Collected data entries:
○ ○ ○ ○ ○

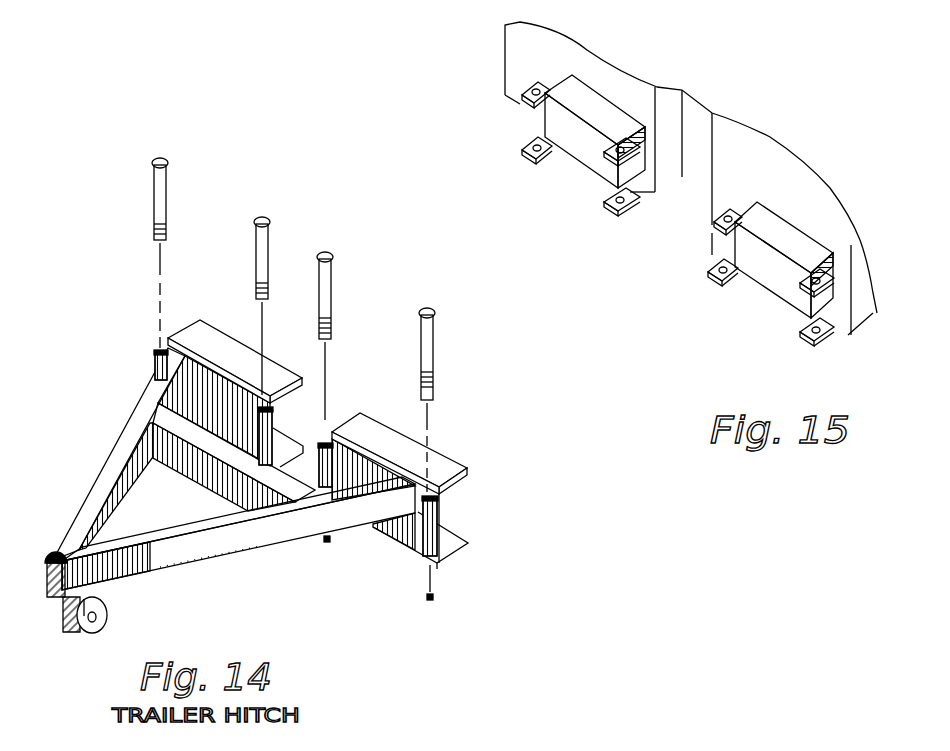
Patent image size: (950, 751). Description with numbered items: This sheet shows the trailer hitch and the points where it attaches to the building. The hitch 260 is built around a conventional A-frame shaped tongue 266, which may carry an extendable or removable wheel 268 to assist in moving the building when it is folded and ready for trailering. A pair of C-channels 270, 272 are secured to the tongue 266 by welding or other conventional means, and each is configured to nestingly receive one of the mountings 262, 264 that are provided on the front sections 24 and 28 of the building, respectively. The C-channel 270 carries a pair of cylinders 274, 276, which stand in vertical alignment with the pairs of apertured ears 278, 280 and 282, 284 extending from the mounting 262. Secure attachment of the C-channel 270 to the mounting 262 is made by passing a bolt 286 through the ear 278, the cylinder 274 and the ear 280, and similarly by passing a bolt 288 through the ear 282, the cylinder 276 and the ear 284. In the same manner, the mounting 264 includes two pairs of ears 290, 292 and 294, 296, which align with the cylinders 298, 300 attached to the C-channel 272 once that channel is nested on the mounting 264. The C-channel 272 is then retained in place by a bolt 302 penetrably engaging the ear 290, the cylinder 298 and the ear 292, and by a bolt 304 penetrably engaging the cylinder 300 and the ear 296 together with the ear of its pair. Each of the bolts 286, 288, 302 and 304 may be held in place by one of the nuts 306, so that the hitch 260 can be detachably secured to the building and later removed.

In FIG. 15, the front section 24 is at (520, 58).
In FIG. 15, the front section 28 is at (779, 158).
In FIG. 14, the hitch 260 is at (284, 601).
In FIG. 15, the mounting 262 is at (584, 170).
In FIG. 15, the mounting 264 is at (777, 292).
In FIG. 14, the A-frame shaped tongue 266 is at (167, 583).
In FIG. 14, the extendable/removable wheel 268 is at (80, 632).
In FIG. 14, the C-channel 270 is at (206, 335).
In FIG. 14, the C-channel 272 is at (445, 462).
In FIG. 14, the cylinder 274 is at (154, 363).
In FIG. 14, the cylinder 276 is at (285, 425).
In FIG. 15, the apertured ear 278 is at (525, 100).
In FIG. 15, the apertured ear 280 is at (536, 160).
In FIG. 15, the apertured ear 282 is at (614, 161).
In FIG. 15, the apertured ear 284 is at (628, 217).
In FIG. 14, the bolt 286 is at (164, 162).
In FIG. 14, the bolt 288 is at (270, 226).
In FIG. 15, the ear 290 is at (713, 228).
In FIG. 15, the ear 292 is at (722, 284).
In FIG. 15, the ear 294 is at (810, 294).
In FIG. 15, the ear 296 is at (820, 336).
In FIG. 14, the cylinder 298 is at (330, 446).
In FIG. 14, the cylinder 300 is at (442, 528).
In FIG. 14, the bolt 302 is at (332, 273).
In FIG. 14, the bolt 304 is at (434, 344).
In FIG. 14, the nut 306 is at (331, 541).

○ ○ ○ ○ ○

TASK DESCRIPTION: Copy the rows from the start up to and including the line that contains "In FIG. 14, the C-channel 270". Leave the picture out.

OUTPUT OF THE EXERCISE:
Patent image size: (950, 751). Description with numbered items: This sheet shows the trailer hitch and the points where it attaches to the building. The hitch 260 is built around a conventional A-frame shaped tongue 266, which may carry an extendable or removable wheel 268 to assist in moving the building when it is folded and ready for trailering. A pair of C-channels 270, 272 are secured to the tongue 266 by welding or other conventional means, and each is configured to nestingly receive one of the mountings 262, 264 that are provided on the front sections 24 and 28 of the building, respectively. The C-channel 270 carries a pair of cylinders 274, 276, which stand in vertical alignment with the pairs of apertured ears 278, 280 and 282, 284 extending from the mounting 262. Secure attachment of the C-channel 270 to the mounting 262 is made by passing a bolt 286 through the ear 278, the cylinder 274 and the ear 280, and similarly by passing a bolt 288 through the ear 282, the cylinder 276 and the ear 284. In the same manner, the mounting 264 includes two pairs of ears 290, 292 and 294, 296, which align with the cylinders 298, 300 attached to the C-channel 272 once that channel is nested on the mounting 264. The C-channel 272 is then retained in place by a bolt 302 penetrably engaging the ear 290, the cylinder 298 and the ear 292, and by a bolt 304 penetrably engaging the cylinder 300 and the ear 296 together with the ear of its pair. Each of the bolts 286, 288, 302 and 304 may be held in place by one of the nuts 306, so that the hitch 260 can be detachably secured to the building and later removed.

In FIG. 15, the front section 24 is at (520, 58).
In FIG. 15, the front section 28 is at (779, 158).
In FIG. 14, the hitch 260 is at (284, 601).
In FIG. 15, the mounting 262 is at (584, 170).
In FIG. 15, the mounting 264 is at (777, 292).
In FIG. 14, the A-frame shaped tongue 266 is at (167, 583).
In FIG. 14, the extendable/removable wheel 268 is at (80, 632).
In FIG. 14, the C-channel 270 is at (206, 335).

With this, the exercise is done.